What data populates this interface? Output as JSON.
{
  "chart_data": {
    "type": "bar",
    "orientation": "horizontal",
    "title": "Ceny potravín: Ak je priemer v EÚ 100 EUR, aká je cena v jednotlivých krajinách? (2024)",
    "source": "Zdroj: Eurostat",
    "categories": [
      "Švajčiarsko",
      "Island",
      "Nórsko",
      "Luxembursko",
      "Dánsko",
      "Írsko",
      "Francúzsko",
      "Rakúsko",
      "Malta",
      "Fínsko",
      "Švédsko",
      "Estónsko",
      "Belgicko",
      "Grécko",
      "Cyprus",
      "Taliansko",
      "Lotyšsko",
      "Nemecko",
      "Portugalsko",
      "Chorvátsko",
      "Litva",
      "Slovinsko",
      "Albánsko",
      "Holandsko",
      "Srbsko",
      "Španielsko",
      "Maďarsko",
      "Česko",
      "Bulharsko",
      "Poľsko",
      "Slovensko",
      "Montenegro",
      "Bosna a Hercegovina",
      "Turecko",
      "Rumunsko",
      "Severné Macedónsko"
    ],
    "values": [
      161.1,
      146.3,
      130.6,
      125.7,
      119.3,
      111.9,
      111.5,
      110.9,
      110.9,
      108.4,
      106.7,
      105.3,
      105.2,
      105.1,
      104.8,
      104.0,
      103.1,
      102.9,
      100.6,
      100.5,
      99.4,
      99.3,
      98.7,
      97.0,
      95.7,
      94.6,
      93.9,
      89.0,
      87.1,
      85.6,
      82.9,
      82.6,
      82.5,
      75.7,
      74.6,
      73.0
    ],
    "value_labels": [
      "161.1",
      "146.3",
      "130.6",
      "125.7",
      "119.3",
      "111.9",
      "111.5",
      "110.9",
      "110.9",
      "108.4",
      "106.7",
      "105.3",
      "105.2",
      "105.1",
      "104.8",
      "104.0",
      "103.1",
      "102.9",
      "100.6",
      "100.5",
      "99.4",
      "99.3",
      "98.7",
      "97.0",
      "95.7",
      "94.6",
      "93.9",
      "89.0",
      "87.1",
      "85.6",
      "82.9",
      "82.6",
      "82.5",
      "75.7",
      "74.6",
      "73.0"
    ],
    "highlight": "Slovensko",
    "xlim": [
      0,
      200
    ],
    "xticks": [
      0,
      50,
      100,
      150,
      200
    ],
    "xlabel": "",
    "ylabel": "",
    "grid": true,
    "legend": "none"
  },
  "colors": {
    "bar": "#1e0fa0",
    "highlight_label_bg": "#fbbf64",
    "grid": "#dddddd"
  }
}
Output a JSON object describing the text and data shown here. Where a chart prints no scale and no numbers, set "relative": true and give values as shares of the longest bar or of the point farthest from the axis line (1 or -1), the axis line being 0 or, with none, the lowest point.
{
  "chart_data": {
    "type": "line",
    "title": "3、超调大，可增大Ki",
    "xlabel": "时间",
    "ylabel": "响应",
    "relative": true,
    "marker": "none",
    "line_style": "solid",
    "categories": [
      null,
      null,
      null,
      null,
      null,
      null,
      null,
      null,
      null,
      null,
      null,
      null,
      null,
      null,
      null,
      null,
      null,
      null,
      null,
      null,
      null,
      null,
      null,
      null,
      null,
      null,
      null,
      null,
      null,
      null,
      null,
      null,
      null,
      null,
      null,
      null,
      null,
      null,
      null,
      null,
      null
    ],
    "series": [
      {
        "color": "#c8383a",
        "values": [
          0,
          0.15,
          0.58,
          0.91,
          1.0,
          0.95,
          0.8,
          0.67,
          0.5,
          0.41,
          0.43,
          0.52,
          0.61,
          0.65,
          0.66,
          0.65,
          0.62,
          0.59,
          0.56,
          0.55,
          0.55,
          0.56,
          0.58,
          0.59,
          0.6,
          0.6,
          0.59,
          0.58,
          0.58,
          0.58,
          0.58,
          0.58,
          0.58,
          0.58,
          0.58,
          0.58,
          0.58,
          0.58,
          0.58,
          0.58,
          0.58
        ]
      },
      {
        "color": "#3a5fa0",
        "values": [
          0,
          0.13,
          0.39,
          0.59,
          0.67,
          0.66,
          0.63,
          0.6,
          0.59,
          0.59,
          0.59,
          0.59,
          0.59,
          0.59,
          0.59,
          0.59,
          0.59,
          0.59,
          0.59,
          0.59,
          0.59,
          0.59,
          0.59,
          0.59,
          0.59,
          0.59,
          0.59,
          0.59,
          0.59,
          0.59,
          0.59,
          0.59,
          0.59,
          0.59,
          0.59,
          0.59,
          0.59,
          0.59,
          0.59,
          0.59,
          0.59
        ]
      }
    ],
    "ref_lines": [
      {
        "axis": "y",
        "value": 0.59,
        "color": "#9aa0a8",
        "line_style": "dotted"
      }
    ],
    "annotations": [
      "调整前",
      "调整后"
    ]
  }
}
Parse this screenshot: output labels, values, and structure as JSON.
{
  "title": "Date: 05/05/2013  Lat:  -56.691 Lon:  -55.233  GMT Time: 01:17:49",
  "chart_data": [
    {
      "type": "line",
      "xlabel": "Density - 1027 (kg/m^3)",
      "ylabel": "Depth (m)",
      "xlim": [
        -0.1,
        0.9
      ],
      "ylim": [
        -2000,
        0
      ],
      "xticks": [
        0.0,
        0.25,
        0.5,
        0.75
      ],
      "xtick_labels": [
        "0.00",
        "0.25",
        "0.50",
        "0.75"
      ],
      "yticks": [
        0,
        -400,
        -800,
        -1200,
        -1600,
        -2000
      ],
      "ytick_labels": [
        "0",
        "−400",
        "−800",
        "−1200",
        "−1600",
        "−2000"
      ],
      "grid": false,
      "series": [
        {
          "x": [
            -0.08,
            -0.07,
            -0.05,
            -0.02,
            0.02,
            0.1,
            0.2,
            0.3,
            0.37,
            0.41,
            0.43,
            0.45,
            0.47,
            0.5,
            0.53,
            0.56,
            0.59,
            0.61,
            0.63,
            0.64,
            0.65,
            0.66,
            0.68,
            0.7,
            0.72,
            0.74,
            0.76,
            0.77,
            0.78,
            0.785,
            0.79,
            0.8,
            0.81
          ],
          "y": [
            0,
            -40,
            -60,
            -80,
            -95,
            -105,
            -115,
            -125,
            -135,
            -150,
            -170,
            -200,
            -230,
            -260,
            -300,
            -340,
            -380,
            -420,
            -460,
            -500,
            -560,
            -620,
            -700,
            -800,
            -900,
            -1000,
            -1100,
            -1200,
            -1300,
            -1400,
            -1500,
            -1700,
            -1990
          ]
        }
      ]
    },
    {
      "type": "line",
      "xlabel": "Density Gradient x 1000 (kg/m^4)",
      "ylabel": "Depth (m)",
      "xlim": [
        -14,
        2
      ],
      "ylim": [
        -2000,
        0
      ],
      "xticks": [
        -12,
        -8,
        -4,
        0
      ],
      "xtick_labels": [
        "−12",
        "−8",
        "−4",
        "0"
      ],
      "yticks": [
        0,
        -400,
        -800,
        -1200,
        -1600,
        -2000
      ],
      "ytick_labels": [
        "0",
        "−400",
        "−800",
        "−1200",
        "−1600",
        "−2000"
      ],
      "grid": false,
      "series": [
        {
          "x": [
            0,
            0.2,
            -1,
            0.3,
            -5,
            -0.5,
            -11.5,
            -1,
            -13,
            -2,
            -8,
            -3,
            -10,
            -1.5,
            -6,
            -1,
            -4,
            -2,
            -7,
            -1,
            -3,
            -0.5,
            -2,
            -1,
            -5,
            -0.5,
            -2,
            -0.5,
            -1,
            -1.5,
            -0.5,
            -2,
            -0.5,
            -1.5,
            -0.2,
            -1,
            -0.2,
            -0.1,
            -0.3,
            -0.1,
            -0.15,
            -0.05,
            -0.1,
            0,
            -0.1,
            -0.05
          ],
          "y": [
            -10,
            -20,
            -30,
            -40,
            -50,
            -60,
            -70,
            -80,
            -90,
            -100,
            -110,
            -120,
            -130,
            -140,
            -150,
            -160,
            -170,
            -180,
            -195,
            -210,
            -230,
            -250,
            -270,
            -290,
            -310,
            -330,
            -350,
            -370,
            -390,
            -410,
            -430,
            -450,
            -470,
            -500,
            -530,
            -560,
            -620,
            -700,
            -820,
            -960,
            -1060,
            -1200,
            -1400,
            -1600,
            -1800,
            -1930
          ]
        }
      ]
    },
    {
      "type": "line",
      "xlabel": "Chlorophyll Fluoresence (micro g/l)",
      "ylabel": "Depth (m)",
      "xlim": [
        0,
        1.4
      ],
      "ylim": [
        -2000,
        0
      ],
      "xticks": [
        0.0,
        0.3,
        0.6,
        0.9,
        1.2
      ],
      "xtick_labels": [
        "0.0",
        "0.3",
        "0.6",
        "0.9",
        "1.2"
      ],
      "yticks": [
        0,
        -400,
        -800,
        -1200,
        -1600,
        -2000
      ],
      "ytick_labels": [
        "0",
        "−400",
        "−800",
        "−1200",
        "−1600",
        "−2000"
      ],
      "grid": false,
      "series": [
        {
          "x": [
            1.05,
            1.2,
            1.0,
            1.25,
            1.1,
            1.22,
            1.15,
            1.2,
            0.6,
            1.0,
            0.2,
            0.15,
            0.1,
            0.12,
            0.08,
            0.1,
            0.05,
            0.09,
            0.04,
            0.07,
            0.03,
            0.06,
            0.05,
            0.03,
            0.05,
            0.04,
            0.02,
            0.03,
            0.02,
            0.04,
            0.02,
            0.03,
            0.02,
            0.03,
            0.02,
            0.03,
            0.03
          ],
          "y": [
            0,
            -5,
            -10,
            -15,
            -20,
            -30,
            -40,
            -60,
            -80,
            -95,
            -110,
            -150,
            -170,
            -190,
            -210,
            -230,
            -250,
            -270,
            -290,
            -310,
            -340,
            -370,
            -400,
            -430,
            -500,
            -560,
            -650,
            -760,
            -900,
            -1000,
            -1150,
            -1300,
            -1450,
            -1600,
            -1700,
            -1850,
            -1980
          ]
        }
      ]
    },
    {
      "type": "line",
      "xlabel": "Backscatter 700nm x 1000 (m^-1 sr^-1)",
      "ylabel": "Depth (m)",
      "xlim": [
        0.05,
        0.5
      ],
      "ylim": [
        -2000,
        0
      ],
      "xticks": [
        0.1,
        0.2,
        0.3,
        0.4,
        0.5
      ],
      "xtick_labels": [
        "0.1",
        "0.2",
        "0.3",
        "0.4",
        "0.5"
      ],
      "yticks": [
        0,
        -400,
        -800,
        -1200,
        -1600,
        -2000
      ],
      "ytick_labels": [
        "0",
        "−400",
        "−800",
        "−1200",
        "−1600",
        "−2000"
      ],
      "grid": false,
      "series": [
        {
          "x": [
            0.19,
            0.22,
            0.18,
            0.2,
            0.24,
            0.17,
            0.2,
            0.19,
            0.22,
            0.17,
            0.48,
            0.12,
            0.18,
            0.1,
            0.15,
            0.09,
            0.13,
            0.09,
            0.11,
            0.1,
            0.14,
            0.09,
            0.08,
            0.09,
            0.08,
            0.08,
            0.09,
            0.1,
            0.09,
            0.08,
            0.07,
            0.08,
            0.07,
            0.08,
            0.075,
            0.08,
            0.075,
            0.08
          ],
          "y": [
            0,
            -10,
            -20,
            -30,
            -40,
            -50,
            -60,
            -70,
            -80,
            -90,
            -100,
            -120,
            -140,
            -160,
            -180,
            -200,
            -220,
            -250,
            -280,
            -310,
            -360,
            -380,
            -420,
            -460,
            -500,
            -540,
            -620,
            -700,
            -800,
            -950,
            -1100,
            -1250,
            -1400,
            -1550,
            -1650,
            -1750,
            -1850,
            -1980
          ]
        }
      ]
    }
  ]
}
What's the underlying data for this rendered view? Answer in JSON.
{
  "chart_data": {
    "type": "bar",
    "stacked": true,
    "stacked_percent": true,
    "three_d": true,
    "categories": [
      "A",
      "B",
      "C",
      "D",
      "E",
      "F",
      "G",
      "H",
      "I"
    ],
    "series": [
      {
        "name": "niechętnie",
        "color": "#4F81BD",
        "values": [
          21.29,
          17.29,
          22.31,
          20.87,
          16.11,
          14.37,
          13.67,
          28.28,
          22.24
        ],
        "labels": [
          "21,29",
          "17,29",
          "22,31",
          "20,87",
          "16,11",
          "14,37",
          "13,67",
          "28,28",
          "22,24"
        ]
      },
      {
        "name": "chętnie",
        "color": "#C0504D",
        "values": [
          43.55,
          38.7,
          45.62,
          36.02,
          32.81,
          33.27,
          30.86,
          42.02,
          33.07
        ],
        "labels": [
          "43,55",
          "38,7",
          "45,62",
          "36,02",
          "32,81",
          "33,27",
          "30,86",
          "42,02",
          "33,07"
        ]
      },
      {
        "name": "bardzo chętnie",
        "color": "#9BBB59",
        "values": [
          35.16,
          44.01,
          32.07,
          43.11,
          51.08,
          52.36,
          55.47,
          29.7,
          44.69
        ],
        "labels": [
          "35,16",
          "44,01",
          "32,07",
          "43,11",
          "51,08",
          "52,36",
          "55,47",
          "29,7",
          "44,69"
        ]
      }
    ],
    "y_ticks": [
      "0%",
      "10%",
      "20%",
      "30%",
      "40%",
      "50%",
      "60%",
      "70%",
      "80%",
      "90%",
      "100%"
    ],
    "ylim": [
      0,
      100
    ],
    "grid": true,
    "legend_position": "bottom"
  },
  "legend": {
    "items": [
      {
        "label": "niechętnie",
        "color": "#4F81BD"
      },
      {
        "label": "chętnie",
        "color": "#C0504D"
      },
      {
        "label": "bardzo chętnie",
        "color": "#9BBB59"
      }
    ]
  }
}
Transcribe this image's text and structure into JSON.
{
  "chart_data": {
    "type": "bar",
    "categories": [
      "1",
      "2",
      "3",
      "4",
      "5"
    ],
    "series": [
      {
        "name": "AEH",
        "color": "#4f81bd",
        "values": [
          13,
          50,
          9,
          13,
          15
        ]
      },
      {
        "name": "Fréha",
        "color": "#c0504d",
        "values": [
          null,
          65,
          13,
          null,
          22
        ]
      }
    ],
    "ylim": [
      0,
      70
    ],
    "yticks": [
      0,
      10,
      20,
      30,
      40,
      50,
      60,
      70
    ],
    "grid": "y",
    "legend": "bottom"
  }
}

________________________________________

Exercise task:
Reproduce nothing but the lines from the line containing "Transcribe this image's" to the last line of the data, each exactly as written.

Complete output:
Transcribe this image's text and structure into JSON.
{
  "chart_data": {
    "type": "bar",
    "categories": [
      "1",
      "2",
      "3",
      "4",
      "5"
    ],
    "series": [
      {
        "name": "AEH",
        "color": "#4f81bd",
        "values": [
          13,
          50,
          9,
          13,
          15
        ]
      },
      {
        "name": "Fréha",
        "color": "#c0504d",
        "values": [
          null,
          65,
          13,
          null,
          22
        ]
      }
    ],
    "ylim": [
      0,
      70
    ],
    "yticks": [
      0,
      10,
      20,
      30,
      40,
      50,
      60,
      70
    ],
    "grid": "y",
    "legend": "bottom"
  }
}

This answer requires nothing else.